▶ Source material:
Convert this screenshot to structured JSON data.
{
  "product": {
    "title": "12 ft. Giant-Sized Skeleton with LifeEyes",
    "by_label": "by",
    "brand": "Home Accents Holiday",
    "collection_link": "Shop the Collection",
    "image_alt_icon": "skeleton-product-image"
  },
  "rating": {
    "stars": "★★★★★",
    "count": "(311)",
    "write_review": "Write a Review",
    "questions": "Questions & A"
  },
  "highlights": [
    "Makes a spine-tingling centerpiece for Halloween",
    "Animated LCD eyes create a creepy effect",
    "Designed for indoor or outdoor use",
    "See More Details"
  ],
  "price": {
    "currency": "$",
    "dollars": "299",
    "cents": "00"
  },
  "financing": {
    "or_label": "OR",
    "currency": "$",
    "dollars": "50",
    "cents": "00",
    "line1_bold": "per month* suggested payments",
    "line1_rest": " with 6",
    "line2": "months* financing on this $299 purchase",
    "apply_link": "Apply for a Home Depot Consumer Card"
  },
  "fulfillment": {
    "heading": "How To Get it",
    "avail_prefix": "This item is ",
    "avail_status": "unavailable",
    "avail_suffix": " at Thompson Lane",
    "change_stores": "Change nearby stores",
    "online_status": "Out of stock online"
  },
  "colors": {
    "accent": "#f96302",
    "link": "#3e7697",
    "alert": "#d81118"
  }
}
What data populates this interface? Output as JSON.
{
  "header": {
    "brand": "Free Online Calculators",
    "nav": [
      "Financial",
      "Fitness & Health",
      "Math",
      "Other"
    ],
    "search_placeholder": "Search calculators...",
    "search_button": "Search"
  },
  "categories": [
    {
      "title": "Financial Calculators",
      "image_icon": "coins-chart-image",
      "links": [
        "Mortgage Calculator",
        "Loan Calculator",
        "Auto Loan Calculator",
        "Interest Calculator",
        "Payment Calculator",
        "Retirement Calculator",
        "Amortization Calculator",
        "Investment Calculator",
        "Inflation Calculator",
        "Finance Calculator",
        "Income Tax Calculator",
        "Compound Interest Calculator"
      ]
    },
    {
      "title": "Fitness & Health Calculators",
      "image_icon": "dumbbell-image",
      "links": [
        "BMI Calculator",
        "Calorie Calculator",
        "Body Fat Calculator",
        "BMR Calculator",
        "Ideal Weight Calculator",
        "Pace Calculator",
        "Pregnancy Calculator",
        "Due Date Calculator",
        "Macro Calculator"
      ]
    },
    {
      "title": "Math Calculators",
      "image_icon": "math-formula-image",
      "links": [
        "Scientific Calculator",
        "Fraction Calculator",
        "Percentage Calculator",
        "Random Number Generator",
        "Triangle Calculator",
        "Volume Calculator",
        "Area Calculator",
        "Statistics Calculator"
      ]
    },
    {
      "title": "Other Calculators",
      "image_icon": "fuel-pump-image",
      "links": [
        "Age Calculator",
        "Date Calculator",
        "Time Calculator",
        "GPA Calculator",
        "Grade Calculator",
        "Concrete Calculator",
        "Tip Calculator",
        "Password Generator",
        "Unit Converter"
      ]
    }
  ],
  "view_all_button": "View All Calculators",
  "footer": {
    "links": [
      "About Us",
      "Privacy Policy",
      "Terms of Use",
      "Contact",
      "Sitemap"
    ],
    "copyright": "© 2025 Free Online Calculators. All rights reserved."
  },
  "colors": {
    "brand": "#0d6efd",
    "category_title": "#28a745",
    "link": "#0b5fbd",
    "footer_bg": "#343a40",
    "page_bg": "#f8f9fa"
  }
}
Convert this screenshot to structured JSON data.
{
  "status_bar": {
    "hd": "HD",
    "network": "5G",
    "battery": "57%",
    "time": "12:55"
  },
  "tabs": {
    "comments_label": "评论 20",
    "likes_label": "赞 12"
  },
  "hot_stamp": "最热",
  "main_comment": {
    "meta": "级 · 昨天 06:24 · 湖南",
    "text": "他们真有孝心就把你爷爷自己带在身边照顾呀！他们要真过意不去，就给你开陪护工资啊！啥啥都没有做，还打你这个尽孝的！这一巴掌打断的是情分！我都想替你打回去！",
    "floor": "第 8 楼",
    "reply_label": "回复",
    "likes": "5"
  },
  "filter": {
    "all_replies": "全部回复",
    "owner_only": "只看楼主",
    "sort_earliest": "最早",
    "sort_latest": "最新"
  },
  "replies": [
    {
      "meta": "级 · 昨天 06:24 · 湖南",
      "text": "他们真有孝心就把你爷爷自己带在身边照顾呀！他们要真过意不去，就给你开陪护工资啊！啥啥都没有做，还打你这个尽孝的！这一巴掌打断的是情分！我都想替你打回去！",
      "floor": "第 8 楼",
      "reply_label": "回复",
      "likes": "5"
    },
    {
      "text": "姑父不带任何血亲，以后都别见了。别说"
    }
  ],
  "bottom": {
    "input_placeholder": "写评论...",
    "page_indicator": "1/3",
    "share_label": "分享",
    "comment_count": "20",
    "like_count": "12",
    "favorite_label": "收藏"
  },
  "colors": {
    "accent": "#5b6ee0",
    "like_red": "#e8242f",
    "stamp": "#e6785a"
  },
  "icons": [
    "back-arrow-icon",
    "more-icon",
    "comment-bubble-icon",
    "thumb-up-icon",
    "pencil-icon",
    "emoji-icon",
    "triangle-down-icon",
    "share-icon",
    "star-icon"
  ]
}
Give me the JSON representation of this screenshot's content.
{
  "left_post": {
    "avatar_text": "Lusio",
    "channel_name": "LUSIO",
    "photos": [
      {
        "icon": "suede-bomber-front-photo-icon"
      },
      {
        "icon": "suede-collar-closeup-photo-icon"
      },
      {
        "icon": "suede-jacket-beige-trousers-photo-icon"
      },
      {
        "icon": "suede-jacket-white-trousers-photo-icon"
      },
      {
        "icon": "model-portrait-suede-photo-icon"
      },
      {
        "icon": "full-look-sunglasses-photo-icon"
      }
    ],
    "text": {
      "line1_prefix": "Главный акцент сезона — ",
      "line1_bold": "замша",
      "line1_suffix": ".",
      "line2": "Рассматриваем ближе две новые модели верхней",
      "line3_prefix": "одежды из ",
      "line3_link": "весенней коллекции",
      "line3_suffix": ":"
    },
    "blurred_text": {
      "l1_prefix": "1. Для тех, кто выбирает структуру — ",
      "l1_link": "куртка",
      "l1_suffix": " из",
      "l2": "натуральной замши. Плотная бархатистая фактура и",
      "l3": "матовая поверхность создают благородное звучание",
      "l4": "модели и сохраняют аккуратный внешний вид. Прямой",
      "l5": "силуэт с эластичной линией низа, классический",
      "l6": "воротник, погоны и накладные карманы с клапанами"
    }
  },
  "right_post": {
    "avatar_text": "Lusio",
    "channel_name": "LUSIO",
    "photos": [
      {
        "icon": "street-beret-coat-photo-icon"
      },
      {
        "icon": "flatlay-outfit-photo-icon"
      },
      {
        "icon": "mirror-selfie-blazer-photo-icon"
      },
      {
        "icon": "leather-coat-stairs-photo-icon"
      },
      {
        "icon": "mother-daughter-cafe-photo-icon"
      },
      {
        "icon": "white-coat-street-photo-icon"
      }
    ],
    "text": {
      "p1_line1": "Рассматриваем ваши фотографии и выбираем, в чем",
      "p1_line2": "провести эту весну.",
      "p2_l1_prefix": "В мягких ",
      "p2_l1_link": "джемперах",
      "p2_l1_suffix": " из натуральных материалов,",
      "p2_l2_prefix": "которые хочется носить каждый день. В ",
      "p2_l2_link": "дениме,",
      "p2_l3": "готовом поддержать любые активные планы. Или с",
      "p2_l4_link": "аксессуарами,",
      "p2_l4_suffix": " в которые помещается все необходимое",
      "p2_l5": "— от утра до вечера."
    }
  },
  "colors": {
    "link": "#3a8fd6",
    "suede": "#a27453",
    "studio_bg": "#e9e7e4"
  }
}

▶ Task: Your task is to retype all of the records exactly.

▶ Complete output:
Convert this screenshot to structured JSON data.
{
  "product": {
    "title": "12 ft. Giant-Sized Skeleton with LifeEyes",
    "by_label": "by",
    "brand": "Home Accents Holiday",
    "collection_link": "Shop the Collection",
    "image_alt_icon": "skeleton-product-image"
  },
  "rating": {
    "stars": "★★★★★",
    "count": "(311)",
    "write_review": "Write a Review",
    "questions": "Questions & A"
  },
  "highlights": [
    "Makes a spine-tingling centerpiece for Halloween",
    "Animated LCD eyes create a creepy effect",
    "Designed for indoor or outdoor use",
    "See More Details"
  ],
  "price": {
    "currency": "$",
    "dollars": "299",
    "cents": "00"
  },
  "financing": {
    "or_label": "OR",
    "currency": "$",
    "dollars": "50",
    "cents": "00",
    "line1_bold": "per month* suggested payments",
    "line1_rest": " with 6",
    "line2": "months* financing on this $299 purchase",
    "apply_link": "Apply for a Home Depot Consumer Card"
  },
  "fulfillment": {
    "heading": "How To Get it",
    "avail_prefix": "This item is ",
    "avail_status": "unavailable",
    "avail_suffix": " at Thompson Lane",
    "change_stores": "Change nearby stores",
    "online_status": "Out of stock online"
  },
  "colors": {
    "accent": "#f96302",
    "link": "#3e7697",
    "alert": "#d81118"
  }
}
What data populates this interface? Output as JSON.
{
  "header": {
    "brand": "Free Online Calculators",
    "nav": [
      "Financial",
      "Fitness & Health",
      "Math",
      "Other"
    ],
    "search_placeholder": "Search calculators...",
    "search_button": "Search"
  },
  "categories": [
    {
      "title": "Financial Calculators",
      "image_icon": "coins-chart-image",
      "links": [
        "Mortgage Calculator",
        "Loan Calculator",
        "Auto Loan Calculator",
        "Interest Calculator",
        "Payment Calculator",
        "Retirement Calculator",
        "Amortization Calculator",
        "Investment Calculator",
        "Inflation Calculator",
        "Finance Calculator",
        "Income Tax Calculator",
        "Compound Interest Calculator"
      ]
    },
    {
      "title": "Fitness & Health Calculators",
      "image_icon": "dumbbell-image",
      "links": [
        "BMI Calculator",
        "Calorie Calculator",
        "Body Fat Calculator",
        "BMR Calculator",
        "Ideal Weight Calculator",
        "Pace Calculator",
        "Pregnancy Calculator",
        "Due Date Calculator",
        "Macro Calculator"
      ]
    },
    {
      "title": "Math Calculators",
      "image_icon": "math-formula-image",
      "links": [
        "Scientific Calculator",
        "Fraction Calculator",
        "Percentage Calculator",
        "Random Number Generator",
        "Triangle Calculator",
        "Volume Calculator",
        "Area Calculator",
        "Statistics Calculator"
      ]
    },
    {
      "title": "Other Calculators",
      "image_icon": "fuel-pump-image",
      "links": [
        "Age Calculator",
        "Date Calculator",
        "Time Calculator",
        "GPA Calculator",
        "Grade Calculator",
        "Concrete Calculator",
        "Tip Calculator",
        "Password Generator",
        "Unit Converter"
      ]
    }
  ],
  "view_all_button": "View All Calculators",
  "footer": {
    "links": [
      "About Us",
      "Privacy Policy",
      "Terms of Use",
      "Contact",
      "Sitemap"
    ],
    "copyright": "© 2025 Free Online Calculators. All rights reserved."
  },
  "colors": {
    "brand": "#0d6efd",
    "category_title": "#28a745",
    "link": "#0b5fbd",
    "footer_bg": "#343a40",
    "page_bg": "#f8f9fa"
  }
}
Convert this screenshot to structured JSON data.
{
  "status_bar": {
    "hd": "HD",
    "network": "5G",
    "battery": "57%",
    "time": "12:55"
  },
  "tabs": {
    "comments_label": "评论 20",
    "likes_label": "赞 12"
  },
  "hot_stamp": "最热",
  "main_comment": {
    "meta": "级 · 昨天 06:24 · 湖南",
    "text": "他们真有孝心就把你爷爷自己带在身边照顾呀！他们要真过意不去，就给你开陪护工资啊！啥啥都没有做，还打你这个尽孝的！这一巴掌打断的是情分！我都想替你打回去！",
    "floor": "第 8 楼",
    "reply_label": "回复",
    "likes": "5"
  },
  "filter": {
    "all_replies": "全部回复",
    "owner_only": "只看楼主",
    "sort_earliest": "最早",
    "sort_latest": "最新"
  },
  "replies": [
    {
      "meta": "级 · 昨天 06:24 · 湖南",
      "text": "他们真有孝心就把你爷爷自己带在身边照顾呀！他们要真过意不去，就给你开陪护工资啊！啥啥都没有做，还打你这个尽孝的！这一巴掌打断的是情分！我都想替你打回去！",
      "floor": "第 8 楼",
      "reply_label": "回复",
      "likes": "5"
    },
    {
      "text": "姑父不带任何血亲，以后都别见了。别说"
    }
  ],
  "bottom": {
    "input_placeholder": "写评论...",
    "page_indicator": "1/3",
    "share_label": "分享",
    "comment_count": "20",
    "like_count": "12",
    "favorite_label": "收藏"
  },
  "colors": {
    "accent": "#5b6ee0",
    "like_red": "#e8242f",
    "stamp": "#e6785a"
  },
  "icons": [
    "back-arrow-icon",
    "more-icon",
    "comment-bubble-icon",
    "thumb-up-icon",
    "pencil-icon",
    "emoji-icon",
    "triangle-down-icon",
    "share-icon",
    "star-icon"
  ]
}
Give me the JSON representation of this screenshot's content.
{
  "left_post": {
    "avatar_text": "Lusio",
    "channel_name": "LUSIO",
    "photos": [
      {
        "icon": "suede-bomber-front-photo-icon"
      },
      {
        "icon": "suede-collar-closeup-photo-icon"
      },
      {
        "icon": "suede-jacket-beige-trousers-photo-icon"
      },
      {
        "icon": "suede-jacket-white-trousers-photo-icon"
      },
      {
        "icon": "model-portrait-suede-photo-icon"
      },
      {
        "icon": "full-look-sunglasses-photo-icon"
      }
    ],
    "text": {
      "line1_prefix": "Главный акцент сезона — ",
      "line1_bold": "замша",
      "line1_suffix": ".",
      "line2": "Рассматриваем ближе две новые модели верхней",
      "line3_prefix": "одежды из ",
      "line3_link": "весенней коллекции",
      "line3_suffix": ":"
    },
    "blurred_text": {
      "l1_prefix": "1. Для тех, кто выбирает структуру — ",
      "l1_link": "куртка",
      "l1_suffix": " из",
      "l2": "натуральной замши. Плотная бархатистая фактура и",
      "l3": "матовая поверхность создают благородное звучание",
      "l4": "модели и сохраняют аккуратный внешний вид. Прямой",
      "l5": "силуэт с эластичной линией низа, классический",
      "l6": "воротник, погоны и накладные карманы с клапанами"
    }
  },
  "right_post": {
    "avatar_text": "Lusio",
    "channel_name": "LUSIO",
    "photos": [
      {
        "icon": "street-beret-coat-photo-icon"
      },
      {
        "icon": "flatlay-outfit-photo-icon"
      },
      {
        "icon": "mirror-selfie-blazer-photo-icon"
      },
      {
        "icon": "leather-coat-stairs-photo-icon"
      },
      {
        "icon": "mother-daughter-cafe-photo-icon"
      },
      {
        "icon": "white-coat-street-photo-icon"
      }
    ],
    "text": {
      "p1_line1": "Рассматриваем ваши фотографии и выбираем, в чем",
      "p1_line2": "провести эту весну.",
      "p2_l1_prefix": "В мягких ",
      "p2_l1_link": "джемперах",
      "p2_l1_suffix": " из натуральных материалов,",
      "p2_l2_prefix": "которые хочется носить каждый день. В ",
      "p2_l2_link": "дениме,",
      "p2_l3": "готовом поддержать любые активные планы. Или с",
      "p2_l4_link": "аксессуарами,",
      "p2_l4_suffix": " в которые помещается все необходимое",
      "p2_l5": "— от утра до вечера."
    }
  },
  "colors": {
    "link": "#3a8fd6",
    "suede": "#a27453",
    "studio_bg": "#e9e7e4"
  }
}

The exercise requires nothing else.